* [The task]
State how many lines of the entries hold the string "Design", and output nothing but that count.

------ Given records

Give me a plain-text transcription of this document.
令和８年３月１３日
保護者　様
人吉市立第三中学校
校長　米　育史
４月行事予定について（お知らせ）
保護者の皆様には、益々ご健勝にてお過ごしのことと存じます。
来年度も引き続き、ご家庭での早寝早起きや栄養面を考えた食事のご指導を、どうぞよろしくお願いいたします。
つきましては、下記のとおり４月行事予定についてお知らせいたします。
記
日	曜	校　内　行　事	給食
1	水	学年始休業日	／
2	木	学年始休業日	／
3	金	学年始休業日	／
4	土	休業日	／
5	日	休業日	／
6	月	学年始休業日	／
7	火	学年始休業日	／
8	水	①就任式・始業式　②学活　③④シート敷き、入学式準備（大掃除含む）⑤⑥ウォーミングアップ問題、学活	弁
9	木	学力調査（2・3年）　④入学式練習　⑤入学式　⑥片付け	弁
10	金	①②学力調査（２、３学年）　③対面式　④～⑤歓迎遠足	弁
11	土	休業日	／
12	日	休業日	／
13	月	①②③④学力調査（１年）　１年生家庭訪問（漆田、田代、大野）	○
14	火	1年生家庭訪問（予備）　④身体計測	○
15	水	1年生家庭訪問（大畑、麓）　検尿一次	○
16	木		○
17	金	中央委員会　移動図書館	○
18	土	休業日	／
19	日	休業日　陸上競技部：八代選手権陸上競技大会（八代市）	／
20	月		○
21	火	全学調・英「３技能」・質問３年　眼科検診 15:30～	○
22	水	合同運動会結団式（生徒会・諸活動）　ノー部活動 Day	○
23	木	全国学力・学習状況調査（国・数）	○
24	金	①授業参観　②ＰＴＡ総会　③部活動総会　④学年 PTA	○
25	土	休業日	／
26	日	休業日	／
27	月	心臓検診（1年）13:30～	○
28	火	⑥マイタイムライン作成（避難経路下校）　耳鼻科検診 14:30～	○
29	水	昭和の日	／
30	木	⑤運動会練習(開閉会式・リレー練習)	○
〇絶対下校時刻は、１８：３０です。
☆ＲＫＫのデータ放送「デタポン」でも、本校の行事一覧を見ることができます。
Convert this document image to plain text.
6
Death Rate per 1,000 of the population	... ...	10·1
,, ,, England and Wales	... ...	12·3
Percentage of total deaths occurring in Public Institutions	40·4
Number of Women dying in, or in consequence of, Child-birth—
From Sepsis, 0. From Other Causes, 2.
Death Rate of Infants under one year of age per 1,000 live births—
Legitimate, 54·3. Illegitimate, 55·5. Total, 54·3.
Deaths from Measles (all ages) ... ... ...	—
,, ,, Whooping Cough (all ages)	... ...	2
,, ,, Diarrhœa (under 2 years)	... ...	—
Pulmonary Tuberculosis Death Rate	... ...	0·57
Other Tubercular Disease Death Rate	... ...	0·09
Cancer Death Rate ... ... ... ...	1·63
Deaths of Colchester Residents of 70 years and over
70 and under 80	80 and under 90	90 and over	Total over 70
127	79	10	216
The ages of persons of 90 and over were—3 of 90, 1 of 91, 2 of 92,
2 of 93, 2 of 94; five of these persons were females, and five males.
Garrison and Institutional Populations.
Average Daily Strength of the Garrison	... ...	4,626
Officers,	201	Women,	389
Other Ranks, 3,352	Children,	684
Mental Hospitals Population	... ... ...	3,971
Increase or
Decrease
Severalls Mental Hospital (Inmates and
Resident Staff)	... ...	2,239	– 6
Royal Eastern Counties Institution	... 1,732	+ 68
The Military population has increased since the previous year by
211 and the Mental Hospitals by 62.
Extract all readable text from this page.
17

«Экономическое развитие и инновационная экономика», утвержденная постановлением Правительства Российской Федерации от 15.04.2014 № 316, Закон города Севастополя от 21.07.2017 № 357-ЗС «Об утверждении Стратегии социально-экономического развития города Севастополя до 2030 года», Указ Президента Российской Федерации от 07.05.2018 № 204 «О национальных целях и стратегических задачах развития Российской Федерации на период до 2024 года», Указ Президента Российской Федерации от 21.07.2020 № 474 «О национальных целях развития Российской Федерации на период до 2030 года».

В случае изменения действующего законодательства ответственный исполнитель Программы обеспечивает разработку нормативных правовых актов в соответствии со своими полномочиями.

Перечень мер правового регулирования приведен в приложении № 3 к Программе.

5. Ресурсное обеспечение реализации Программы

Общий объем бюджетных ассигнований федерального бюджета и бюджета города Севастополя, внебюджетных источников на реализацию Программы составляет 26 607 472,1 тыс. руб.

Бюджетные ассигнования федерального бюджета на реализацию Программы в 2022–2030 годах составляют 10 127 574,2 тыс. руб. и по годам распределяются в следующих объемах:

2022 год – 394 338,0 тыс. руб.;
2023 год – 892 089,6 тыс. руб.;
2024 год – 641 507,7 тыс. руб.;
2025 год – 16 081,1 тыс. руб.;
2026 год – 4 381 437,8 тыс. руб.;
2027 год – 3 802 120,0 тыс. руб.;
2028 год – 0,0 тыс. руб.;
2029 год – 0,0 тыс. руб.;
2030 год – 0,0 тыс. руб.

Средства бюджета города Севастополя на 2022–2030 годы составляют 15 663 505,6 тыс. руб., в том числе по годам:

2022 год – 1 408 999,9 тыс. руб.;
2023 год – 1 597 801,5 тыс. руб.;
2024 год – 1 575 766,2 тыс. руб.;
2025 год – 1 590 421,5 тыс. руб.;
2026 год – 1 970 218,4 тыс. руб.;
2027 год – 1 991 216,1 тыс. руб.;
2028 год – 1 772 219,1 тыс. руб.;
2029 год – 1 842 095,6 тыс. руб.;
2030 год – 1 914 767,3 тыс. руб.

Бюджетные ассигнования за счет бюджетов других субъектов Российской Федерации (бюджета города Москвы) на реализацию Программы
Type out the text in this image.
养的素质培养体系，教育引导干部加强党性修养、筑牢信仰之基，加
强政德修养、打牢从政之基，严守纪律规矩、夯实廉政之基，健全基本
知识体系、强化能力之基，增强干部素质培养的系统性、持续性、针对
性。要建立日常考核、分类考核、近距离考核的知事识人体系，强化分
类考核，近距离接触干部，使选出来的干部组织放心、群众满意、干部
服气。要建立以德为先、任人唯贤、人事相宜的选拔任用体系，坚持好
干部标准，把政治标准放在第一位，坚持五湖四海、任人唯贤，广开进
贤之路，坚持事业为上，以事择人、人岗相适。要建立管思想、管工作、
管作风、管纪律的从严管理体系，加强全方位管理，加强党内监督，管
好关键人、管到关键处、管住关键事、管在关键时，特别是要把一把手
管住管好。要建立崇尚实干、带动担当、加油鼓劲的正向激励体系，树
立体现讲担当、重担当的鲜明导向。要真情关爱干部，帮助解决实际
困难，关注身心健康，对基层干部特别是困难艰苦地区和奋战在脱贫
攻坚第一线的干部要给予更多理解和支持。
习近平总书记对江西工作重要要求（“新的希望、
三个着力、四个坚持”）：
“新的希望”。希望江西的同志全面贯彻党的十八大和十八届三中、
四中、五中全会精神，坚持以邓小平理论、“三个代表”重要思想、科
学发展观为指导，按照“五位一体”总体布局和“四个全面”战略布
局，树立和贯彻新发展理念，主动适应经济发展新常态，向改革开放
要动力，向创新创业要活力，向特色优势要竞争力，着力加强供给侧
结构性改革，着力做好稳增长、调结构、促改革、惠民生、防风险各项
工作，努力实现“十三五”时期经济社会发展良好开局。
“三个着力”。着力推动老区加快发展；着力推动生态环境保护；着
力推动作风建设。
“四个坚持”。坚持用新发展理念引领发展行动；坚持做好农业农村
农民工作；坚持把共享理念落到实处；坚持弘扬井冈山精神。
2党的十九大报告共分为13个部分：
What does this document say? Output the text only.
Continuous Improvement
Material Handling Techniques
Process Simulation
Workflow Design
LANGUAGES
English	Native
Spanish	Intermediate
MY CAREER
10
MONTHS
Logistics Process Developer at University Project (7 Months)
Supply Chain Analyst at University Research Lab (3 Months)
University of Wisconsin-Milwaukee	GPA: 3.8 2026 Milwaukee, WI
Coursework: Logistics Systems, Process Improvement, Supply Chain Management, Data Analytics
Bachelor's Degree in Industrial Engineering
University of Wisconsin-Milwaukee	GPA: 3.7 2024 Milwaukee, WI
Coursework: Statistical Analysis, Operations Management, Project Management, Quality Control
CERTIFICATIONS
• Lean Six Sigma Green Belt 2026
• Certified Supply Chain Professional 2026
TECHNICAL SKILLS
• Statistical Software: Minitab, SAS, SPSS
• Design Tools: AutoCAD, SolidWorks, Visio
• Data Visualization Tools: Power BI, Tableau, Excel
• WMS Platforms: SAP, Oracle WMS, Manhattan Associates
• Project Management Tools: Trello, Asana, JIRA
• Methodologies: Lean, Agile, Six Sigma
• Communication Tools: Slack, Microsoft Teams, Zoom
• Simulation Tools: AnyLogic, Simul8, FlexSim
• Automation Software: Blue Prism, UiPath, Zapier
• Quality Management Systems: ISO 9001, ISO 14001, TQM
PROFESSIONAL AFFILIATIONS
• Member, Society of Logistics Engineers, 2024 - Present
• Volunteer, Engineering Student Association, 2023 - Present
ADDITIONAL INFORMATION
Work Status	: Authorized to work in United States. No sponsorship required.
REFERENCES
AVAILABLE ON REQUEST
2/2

------------

* [Result of the task]
2